* **What is expected**: Write out each record again exactly as it stands.

* **Information supplied**:
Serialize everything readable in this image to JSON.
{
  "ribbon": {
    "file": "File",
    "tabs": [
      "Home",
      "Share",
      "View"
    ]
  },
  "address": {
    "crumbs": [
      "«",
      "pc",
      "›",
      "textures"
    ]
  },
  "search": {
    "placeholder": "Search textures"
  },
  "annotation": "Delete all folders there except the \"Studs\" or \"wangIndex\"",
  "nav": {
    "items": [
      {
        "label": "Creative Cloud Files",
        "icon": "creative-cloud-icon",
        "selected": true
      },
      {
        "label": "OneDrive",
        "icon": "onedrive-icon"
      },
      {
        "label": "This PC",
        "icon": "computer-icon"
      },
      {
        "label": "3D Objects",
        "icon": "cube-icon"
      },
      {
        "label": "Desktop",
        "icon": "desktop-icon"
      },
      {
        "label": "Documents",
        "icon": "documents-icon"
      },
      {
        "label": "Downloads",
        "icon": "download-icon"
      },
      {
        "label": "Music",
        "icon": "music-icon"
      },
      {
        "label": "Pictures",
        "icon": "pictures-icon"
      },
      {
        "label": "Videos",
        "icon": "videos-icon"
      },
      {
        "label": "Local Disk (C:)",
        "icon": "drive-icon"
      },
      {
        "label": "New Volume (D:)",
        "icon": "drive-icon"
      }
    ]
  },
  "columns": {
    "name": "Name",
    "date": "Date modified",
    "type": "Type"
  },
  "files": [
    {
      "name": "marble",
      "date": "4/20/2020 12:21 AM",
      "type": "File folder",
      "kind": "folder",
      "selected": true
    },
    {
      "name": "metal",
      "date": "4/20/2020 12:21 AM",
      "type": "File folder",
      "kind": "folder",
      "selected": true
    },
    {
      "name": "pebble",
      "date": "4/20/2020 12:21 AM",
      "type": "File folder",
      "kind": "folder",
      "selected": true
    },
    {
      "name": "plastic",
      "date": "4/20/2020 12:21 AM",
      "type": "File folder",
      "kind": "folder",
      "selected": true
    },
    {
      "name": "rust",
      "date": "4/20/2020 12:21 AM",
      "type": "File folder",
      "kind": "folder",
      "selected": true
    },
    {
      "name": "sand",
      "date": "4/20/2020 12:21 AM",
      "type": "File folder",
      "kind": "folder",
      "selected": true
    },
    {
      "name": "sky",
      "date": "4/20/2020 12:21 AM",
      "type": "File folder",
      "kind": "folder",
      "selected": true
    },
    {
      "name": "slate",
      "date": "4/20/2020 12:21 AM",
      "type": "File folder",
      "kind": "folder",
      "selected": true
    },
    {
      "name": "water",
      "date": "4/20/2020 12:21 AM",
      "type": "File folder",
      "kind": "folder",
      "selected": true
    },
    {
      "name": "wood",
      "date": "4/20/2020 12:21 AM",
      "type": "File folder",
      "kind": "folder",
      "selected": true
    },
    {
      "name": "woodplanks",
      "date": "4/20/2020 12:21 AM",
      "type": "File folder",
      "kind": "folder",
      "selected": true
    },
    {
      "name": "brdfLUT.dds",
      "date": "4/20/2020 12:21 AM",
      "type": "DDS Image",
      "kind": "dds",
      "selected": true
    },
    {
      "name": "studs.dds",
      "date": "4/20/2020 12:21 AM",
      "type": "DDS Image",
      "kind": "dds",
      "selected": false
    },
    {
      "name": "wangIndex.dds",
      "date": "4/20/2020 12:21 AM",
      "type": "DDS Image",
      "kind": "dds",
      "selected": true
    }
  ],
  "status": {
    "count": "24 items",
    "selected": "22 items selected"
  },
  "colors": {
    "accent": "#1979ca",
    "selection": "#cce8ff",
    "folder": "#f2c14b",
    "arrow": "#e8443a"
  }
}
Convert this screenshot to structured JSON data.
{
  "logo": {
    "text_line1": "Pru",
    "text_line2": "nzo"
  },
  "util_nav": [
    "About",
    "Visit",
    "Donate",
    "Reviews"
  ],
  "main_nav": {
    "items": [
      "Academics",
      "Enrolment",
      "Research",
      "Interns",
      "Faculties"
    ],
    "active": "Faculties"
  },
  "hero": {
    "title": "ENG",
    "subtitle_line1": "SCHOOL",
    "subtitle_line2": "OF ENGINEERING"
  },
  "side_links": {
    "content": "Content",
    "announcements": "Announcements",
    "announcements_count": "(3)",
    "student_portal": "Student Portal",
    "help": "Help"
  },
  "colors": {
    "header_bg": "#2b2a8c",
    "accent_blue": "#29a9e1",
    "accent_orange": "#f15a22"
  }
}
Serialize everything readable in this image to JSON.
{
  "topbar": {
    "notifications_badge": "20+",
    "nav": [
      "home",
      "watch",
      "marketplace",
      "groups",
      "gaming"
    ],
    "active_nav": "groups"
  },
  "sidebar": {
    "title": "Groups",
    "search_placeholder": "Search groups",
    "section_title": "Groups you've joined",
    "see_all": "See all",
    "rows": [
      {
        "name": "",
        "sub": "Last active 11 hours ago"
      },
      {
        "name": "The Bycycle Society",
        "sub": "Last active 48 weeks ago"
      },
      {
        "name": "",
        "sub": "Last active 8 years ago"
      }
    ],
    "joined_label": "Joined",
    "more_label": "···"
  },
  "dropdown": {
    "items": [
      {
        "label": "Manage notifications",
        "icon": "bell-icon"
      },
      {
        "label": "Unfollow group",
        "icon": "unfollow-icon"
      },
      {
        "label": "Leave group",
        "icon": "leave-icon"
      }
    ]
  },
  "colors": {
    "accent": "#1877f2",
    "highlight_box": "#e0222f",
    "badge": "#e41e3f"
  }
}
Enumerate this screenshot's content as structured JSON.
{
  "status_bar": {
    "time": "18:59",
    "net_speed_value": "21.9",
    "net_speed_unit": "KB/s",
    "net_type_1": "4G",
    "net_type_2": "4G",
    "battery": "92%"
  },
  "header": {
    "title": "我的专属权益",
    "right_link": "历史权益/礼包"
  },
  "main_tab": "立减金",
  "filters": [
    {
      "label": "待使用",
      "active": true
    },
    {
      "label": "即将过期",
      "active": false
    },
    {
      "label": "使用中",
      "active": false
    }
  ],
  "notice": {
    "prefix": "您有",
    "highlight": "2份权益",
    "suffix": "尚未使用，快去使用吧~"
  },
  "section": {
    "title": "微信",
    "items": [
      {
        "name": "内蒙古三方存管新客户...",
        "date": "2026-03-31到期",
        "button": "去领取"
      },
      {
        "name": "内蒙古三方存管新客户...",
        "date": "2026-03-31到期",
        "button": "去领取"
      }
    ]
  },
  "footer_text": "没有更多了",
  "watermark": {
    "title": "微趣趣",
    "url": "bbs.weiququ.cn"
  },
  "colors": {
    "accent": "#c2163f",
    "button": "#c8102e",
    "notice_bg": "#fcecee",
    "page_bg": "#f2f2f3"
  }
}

* **Task output**:
Serialize everything readable in this image to JSON.
{
  "ribbon": {
    "file": "File",
    "tabs": [
      "Home",
      "Share",
      "View"
    ]
  },
  "address": {
    "crumbs": [
      "«",
      "pc",
      "›",
      "textures"
    ]
  },
  "search": {
    "placeholder": "Search textures"
  },
  "annotation": "Delete all folders there except the \"Studs\" or \"wangIndex\"",
  "nav": {
    "items": [
      {
        "label": "Creative Cloud Files",
        "icon": "creative-cloud-icon",
        "selected": true
      },
      {
        "label": "OneDrive",
        "icon": "onedrive-icon"
      },
      {
        "label": "This PC",
        "icon": "computer-icon"
      },
      {
        "label": "3D Objects",
        "icon": "cube-icon"
      },
      {
        "label": "Desktop",
        "icon": "desktop-icon"
      },
      {
        "label": "Documents",
        "icon": "documents-icon"
      },
      {
        "label": "Downloads",
        "icon": "download-icon"
      },
      {
        "label": "Music",
        "icon": "music-icon"
      },
      {
        "label": "Pictures",
        "icon": "pictures-icon"
      },
      {
        "label": "Videos",
        "icon": "videos-icon"
      },
      {
        "label": "Local Disk (C:)",
        "icon": "drive-icon"
      },
      {
        "label": "New Volume (D:)",
        "icon": "drive-icon"
      }
    ]
  },
  "columns": {
    "name": "Name",
    "date": "Date modified",
    "type": "Type"
  },
  "files": [
    {
      "name": "marble",
      "date": "4/20/2020 12:21 AM",
      "type": "File folder",
      "kind": "folder",
      "selected": true
    },
    {
      "name": "metal",
      "date": "4/20/2020 12:21 AM",
      "type": "File folder",
      "kind": "folder",
      "selected": true
    },
    {
      "name": "pebble",
      "date": "4/20/2020 12:21 AM",
      "type": "File folder",
      "kind": "folder",
      "selected": true
    },
    {
      "name": "plastic",
      "date": "4/20/2020 12:21 AM",
      "type": "File folder",
      "kind": "folder",
      "selected": true
    },
    {
      "name": "rust",
      "date": "4/20/2020 12:21 AM",
      "type": "File folder",
      "kind": "folder",
      "selected": true
    },
    {
      "name": "sand",
      "date": "4/20/2020 12:21 AM",
      "type": "File folder",
      "kind": "folder",
      "selected": true
    },
    {
      "name": "sky",
      "date": "4/20/2020 12:21 AM",
      "type": "File folder",
      "kind": "folder",
      "selected": true
    },
    {
      "name": "slate",
      "date": "4/20/2020 12:21 AM",
      "type": "File folder",
      "kind": "folder",
      "selected": true
    },
    {
      "name": "water",
      "date": "4/20/2020 12:21 AM",
      "type": "File folder",
      "kind": "folder",
      "selected": true
    },
    {
      "name": "wood",
      "date": "4/20/2020 12:21 AM",
      "type": "File folder",
      "kind": "folder",
      "selected": true
    },
    {
      "name": "woodplanks",
      "date": "4/20/2020 12:21 AM",
      "type": "File folder",
      "kind": "folder",
      "selected": true
    },
    {
      "name": "brdfLUT.dds",
      "date": "4/20/2020 12:21 AM",
      "type": "DDS Image",
      "kind": "dds",
      "selected": true
    },
    {
      "name": "studs.dds",
      "date": "4/20/2020 12:21 AM",
      "type": "DDS Image",
      "kind": "dds",
      "selected": false
    },
    {
      "name": "wangIndex.dds",
      "date": "4/20/2020 12:21 AM",
      "type": "DDS Image",
      "kind": "dds",
      "selected": true
    }
  ],
  "status": {
    "count": "24 items",
    "selected": "22 items selected"
  },
  "colors": {
    "accent": "#1979ca",
    "selection": "#cce8ff",
    "folder": "#f2c14b",
    "arrow": "#e8443a"
  }
}
Convert this screenshot to structured JSON data.
{
  "logo": {
    "text_line1": "Pru",
    "text_line2": "nzo"
  },
  "util_nav": [
    "About",
    "Visit",
    "Donate",
    "Reviews"
  ],
  "main_nav": {
    "items": [
      "Academics",
      "Enrolment",
      "Research",
      "Interns",
      "Faculties"
    ],
    "active": "Faculties"
  },
  "hero": {
    "title": "ENG",
    "subtitle_line1": "SCHOOL",
    "subtitle_line2": "OF ENGINEERING"
  },
  "side_links": {
    "content": "Content",
    "announcements": "Announcements",
    "announcements_count": "(3)",
    "student_portal": "Student Portal",
    "help": "Help"
  },
  "colors": {
    "header_bg": "#2b2a8c",
    "accent_blue": "#29a9e1",
    "accent_orange": "#f15a22"
  }
}
Serialize everything readable in this image to JSON.
{
  "topbar": {
    "notifications_badge": "20+",
    "nav": [
      "home",
      "watch",
      "marketplace",
      "groups",
      "gaming"
    ],
    "active_nav": "groups"
  },
  "sidebar": {
    "title": "Groups",
    "search_placeholder": "Search groups",
    "section_title": "Groups you've joined",
    "see_all": "See all",
    "rows": [
      {
        "name": "",
        "sub": "Last active 11 hours ago"
      },
      {
        "name": "The Bycycle Society",
        "sub": "Last active 48 weeks ago"
      },
      {
        "name": "",
        "sub": "Last active 8 years ago"
      }
    ],
    "joined_label": "Joined",
    "more_label": "···"
  },
  "dropdown": {
    "items": [
      {
        "label": "Manage notifications",
        "icon": "bell-icon"
      },
      {
        "label": "Unfollow group",
        "icon": "unfollow-icon"
      },
      {
        "label": "Leave group",
        "icon": "leave-icon"
      }
    ]
  },
  "colors": {
    "accent": "#1877f2",
    "highlight_box": "#e0222f",
    "badge": "#e41e3f"
  }
}
Enumerate this screenshot's content as structured JSON.
{
  "status_bar": {
    "time": "18:59",
    "net_speed_value": "21.9",
    "net_speed_unit": "KB/s",
    "net_type_1": "4G",
    "net_type_2": "4G",
    "battery": "92%"
  },
  "header": {
    "title": "我的专属权益",
    "right_link": "历史权益/礼包"
  },
  "main_tab": "立减金",
  "filters": [
    {
      "label": "待使用",
      "active": true
    },
    {
      "label": "即将过期",
      "active": false
    },
    {
      "label": "使用中",
      "active": false
    }
  ],
  "notice": {
    "prefix": "您有",
    "highlight": "2份权益",
    "suffix": "尚未使用，快去使用吧~"
  },
  "section": {
    "title": "微信",
    "items": [
      {
        "name": "内蒙古三方存管新客户...",
        "date": "2026-03-31到期",
        "button": "去领取"
      },
      {
        "name": "内蒙古三方存管新客户...",
        "date": "2026-03-31到期",
        "button": "去领取"
      }
    ]
  },
  "footer_text": "没有更多了",
  "watermark": {
    "title": "微趣趣",
    "url": "bbs.weiququ.cn"
  },
  "colors": {
    "accent": "#c2163f",
    "button": "#c8102e",
    "notice_bg": "#fcecee",
    "page_bg": "#f2f2f3"
  }
}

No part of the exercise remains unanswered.